Can all of these lines be returned exactly?

- **ENTRIES PROVIDED**:
------------

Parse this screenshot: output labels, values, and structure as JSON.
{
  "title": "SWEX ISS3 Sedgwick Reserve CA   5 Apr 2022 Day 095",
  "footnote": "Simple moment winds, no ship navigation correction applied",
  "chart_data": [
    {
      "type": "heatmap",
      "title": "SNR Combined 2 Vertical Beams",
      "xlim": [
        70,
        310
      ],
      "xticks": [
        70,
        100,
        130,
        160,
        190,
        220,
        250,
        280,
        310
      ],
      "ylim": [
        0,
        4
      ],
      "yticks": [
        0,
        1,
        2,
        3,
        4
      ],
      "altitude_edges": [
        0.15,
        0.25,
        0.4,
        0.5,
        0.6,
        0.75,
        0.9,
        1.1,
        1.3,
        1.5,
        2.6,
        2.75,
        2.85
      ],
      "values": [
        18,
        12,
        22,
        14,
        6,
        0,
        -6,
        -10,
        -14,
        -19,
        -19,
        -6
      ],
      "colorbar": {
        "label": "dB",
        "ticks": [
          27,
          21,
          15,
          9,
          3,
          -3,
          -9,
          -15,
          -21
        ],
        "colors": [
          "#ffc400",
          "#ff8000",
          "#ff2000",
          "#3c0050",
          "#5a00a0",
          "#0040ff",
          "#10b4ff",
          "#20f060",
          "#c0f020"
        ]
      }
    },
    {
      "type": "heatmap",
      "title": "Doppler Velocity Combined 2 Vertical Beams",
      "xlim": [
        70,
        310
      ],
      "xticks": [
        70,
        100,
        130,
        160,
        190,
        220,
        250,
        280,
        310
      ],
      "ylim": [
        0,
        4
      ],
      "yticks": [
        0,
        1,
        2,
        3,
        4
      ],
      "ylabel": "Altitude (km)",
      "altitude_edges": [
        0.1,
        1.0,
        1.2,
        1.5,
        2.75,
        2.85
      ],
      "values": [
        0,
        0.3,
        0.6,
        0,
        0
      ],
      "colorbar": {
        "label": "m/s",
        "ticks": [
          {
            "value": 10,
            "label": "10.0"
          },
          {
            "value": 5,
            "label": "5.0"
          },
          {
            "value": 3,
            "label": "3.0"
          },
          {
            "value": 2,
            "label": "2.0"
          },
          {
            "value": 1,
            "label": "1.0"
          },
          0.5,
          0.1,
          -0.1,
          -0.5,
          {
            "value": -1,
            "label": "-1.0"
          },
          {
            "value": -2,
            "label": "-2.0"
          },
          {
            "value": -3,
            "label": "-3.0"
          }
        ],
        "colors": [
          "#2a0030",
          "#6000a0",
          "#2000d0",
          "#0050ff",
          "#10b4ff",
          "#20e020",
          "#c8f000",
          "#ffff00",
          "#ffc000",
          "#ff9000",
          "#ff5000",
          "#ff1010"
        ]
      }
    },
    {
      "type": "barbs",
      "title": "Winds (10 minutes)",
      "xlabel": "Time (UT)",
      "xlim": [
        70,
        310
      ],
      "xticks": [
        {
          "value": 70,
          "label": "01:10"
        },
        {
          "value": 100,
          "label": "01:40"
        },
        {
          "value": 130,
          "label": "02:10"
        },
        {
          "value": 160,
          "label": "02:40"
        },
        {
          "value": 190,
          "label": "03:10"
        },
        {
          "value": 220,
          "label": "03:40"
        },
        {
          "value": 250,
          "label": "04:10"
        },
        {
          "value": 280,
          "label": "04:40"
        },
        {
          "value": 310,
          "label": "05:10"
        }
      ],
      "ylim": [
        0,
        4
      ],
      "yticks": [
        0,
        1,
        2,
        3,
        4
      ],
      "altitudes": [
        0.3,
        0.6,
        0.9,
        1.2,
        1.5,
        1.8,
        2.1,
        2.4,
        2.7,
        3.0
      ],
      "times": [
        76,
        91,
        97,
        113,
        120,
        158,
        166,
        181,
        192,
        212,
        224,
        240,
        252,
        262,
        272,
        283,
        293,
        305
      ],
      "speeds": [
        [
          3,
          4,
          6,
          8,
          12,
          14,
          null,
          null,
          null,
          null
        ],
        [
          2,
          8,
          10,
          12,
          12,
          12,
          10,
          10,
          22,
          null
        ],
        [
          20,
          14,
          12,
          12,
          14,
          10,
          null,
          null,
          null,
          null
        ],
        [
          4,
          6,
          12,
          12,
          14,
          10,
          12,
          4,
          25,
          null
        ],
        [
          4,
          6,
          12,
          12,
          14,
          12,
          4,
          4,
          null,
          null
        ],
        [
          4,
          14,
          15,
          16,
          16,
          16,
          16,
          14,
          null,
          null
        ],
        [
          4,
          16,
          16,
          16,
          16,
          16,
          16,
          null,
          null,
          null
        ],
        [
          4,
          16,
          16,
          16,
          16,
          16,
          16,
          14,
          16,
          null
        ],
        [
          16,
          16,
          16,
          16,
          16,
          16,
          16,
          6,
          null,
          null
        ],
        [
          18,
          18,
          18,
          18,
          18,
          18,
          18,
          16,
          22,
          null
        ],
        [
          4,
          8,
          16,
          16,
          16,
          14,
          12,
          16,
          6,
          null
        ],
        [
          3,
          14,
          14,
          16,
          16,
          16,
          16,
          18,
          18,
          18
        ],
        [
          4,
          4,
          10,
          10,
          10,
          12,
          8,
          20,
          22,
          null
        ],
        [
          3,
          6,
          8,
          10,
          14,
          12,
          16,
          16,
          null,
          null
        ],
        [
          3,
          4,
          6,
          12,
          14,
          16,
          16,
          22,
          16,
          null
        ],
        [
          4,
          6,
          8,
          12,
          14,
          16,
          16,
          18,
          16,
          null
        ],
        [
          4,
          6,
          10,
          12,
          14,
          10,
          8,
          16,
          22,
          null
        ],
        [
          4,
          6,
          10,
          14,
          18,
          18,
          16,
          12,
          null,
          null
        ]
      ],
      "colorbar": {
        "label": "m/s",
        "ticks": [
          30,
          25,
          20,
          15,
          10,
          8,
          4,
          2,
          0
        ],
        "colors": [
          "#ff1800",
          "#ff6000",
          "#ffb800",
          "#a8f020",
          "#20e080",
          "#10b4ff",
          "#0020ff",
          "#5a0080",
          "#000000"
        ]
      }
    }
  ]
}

------------

- **EXPECTED ANSWER**:
Parse this screenshot: output labels, values, and structure as JSON.
{
  "title": "SWEX ISS3 Sedgwick Reserve CA   5 Apr 2022 Day 095",
  "footnote": "Simple moment winds, no ship navigation correction applied",
  "chart_data": [
    {
      "type": "heatmap",
      "title": "SNR Combined 2 Vertical Beams",
      "xlim": [
        70,
        310
      ],
      "xticks": [
        70,
        100,
        130,
        160,
        190,
        220,
        250,
        280,
        310
      ],
      "ylim": [
        0,
        4
      ],
      "yticks": [
        0,
        1,
        2,
        3,
        4
      ],
      "altitude_edges": [
        0.15,
        0.25,
        0.4,
        0.5,
        0.6,
        0.75,
        0.9,
        1.1,
        1.3,
        1.5,
        2.6,
        2.75,
        2.85
      ],
      "values": [
        18,
        12,
        22,
        14,
        6,
        0,
        -6,
        -10,
        -14,
        -19,
        -19,
        -6
      ],
      "colorbar": {
        "label": "dB",
        "ticks": [
          27,
          21,
          15,
          9,
          3,
          -3,
          -9,
          -15,
          -21
        ],
        "colors": [
          "#ffc400",
          "#ff8000",
          "#ff2000",
          "#3c0050",
          "#5a00a0",
          "#0040ff",
          "#10b4ff",
          "#20f060",
          "#c0f020"
        ]
      }
    },
    {
      "type": "heatmap",
      "title": "Doppler Velocity Combined 2 Vertical Beams",
      "xlim": [
        70,
        310
      ],
      "xticks": [
        70,
        100,
        130,
        160,
        190,
        220,
        250,
        280,
        310
      ],
      "ylim": [
        0,
        4
      ],
      "yticks": [
        0,
        1,
        2,
        3,
        4
      ],
      "ylabel": "Altitude (km)",
      "altitude_edges": [
        0.1,
        1.0,
        1.2,
        1.5,
        2.75,
        2.85
      ],
      "values": [
        0,
        0.3,
        0.6,
        0,
        0
      ],
      "colorbar": {
        "label": "m/s",
        "ticks": [
          {
            "value": 10,
            "label": "10.0"
          },
          {
            "value": 5,
            "label": "5.0"
          },
          {
            "value": 3,
            "label": "3.0"
          },
          {
            "value": 2,
            "label": "2.0"
          },
          {
            "value": 1,
            "label": "1.0"
          },
          0.5,
          0.1,
          -0.1,
          -0.5,
          {
            "value": -1,
            "label": "-1.0"
          },
          {
            "value": -2,
            "label": "-2.0"
          },
          {
            "value": -3,
            "label": "-3.0"
          }
        ],
        "colors": [
          "#2a0030",
          "#6000a0",
          "#2000d0",
          "#0050ff",
          "#10b4ff",
          "#20e020",
          "#c8f000",
          "#ffff00",
          "#ffc000",
          "#ff9000",
          "#ff5000",
          "#ff1010"
        ]
      }
    },
    {
      "type": "barbs",
      "title": "Winds (10 minutes)",
      "xlabel": "Time (UT)",
      "xlim": [
        70,
        310
      ],
      "xticks": [
        {
          "value": 70,
          "label": "01:10"
        },
        {
          "value": 100,
          "label": "01:40"
        },
        {
          "value": 130,
          "label": "02:10"
        },
        {
          "value": 160,
          "label": "02:40"
        },
        {
          "value": 190,
          "label": "03:10"
        },
        {
          "value": 220,
          "label": "03:40"
        },
        {
          "value": 250,
          "label": "04:10"
        },
        {
          "value": 280,
          "label": "04:40"
        },
        {
          "value": 310,
          "label": "05:10"
        }
      ],
      "ylim": [
        0,
        4
      ],
      "yticks": [
        0,
        1,
        2,
        3,
        4
      ],
      "altitudes": [
        0.3,
        0.6,
        0.9,
        1.2,
        1.5,
        1.8,
        2.1,
        2.4,
        2.7,
        3.0
      ],
      "times": [
        76,
        91,
        97,
        113,
        120,
        158,
        166,
        181,
        192,
        212,
        224,
        240,
        252,
        262,
        272,
        283,
        293,
        305
      ],
      "speeds": [
        [
          3,
          4,
          6,
          8,
          12,
          14,
          null,
          null,
          null,
          null
        ],
        [
          2,
          8,
          10,
          12,
          12,
          12,
          10,
          10,
          22,
          null
        ],
        [
          20,
          14,
          12,
          12,
          14,
          10,
          null,
          null,
          null,
          null
        ],
        [
          4,
          6,
          12,
          12,
          14,
          10,
          12,
          4,
          25,
          null
        ],
        [
          4,
          6,
          12,
          12,
          14,
          12,
          4,
          4,
          null,
          null
        ],
        [
          4,
          14,
          15,
          16,
          16,
          16,
          16,
          14,
          null,
          null
        ],
        [
          4,
          16,
          16,
          16,
          16,
          16,
          16,
          null,
          null,
          null
        ],
        [
          4,
          16,
          16,
          16,
          16,
          16,
          16,
          14,
          16,
          null
        ],
        [
          16,
          16,
          16,
          16,
          16,
          16,
          16,
          6,
          null,
          null
        ],
        [
          18,
          18,
          18,
          18,
          18,
          18,
          18,
          16,
          22,
          null
        ],
        [
          4,
          8,
          16,
          16,
          16,
          14,
          12,
          16,
          6,
          null
        ],
        [
          3,
          14,
          14,
          16,
          16,
          16,
          16,
          18,
          18,
          18
        ],
        [
          4,
          4,
          10,
          10,
          10,
          12,
          8,
          20,
          22,
          null
        ],
        [
          3,
          6,
          8,
          10,
          14,
          12,
          16,
          16,
          null,
          null
        ],
        [
          3,
          4,
          6,
          12,
          14,
          16,
          16,
          22,
          16,
          null
        ],
        [
          4,
          6,
          8,
          12,
          14,
          16,
          16,
          18,
          16,
          null
        ],
        [
          4,
          6,
          10,
          12,
          14,
          10,
          8,
          16,
          22,
          null
        ],
        [
          4,
          6,
          10,
          14,
          18,
          18,
          16,
          12,
          null,
          null
        ]
      ],
      "colorbar": {
        "label": "m/s",
        "ticks": [
          30,
          25,
          20,
          15,
          10,
          8,
          4,
          2,
          0
        ],
        "colors": [
          "#ff1800",
          "#ff6000",
          "#ffb800",
          "#a8f020",
          "#20e080",
          "#10b4ff",
          "#0020ff",
          "#5a0080",
          "#000000"
        ]
      }
    }
  ]
}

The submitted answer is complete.